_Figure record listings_
[start]

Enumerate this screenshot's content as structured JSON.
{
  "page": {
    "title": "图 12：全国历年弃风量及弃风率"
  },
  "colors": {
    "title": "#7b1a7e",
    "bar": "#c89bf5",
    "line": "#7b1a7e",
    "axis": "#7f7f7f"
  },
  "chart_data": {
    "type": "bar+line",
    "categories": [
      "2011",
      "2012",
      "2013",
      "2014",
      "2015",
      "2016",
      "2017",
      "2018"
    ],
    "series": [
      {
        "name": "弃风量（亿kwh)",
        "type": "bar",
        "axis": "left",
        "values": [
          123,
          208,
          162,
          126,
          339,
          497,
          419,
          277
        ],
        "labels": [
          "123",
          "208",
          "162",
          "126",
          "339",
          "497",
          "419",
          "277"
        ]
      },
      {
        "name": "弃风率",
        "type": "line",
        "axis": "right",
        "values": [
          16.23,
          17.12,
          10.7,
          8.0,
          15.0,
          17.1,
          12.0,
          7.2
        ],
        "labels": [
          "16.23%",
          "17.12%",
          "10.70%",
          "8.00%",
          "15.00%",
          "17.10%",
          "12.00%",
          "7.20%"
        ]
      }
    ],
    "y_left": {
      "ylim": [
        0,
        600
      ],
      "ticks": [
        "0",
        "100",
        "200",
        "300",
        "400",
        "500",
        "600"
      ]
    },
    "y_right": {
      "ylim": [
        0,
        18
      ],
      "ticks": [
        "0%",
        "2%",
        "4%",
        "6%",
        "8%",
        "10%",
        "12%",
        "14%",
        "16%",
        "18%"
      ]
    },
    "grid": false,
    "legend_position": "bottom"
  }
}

[end]

_Exercise_
Find the lines containing "title" and list every one of them.

_Solution to this task_
    "title": "图 12：全国历年弃风量及弃风率"
    "title": "#7b1a7e",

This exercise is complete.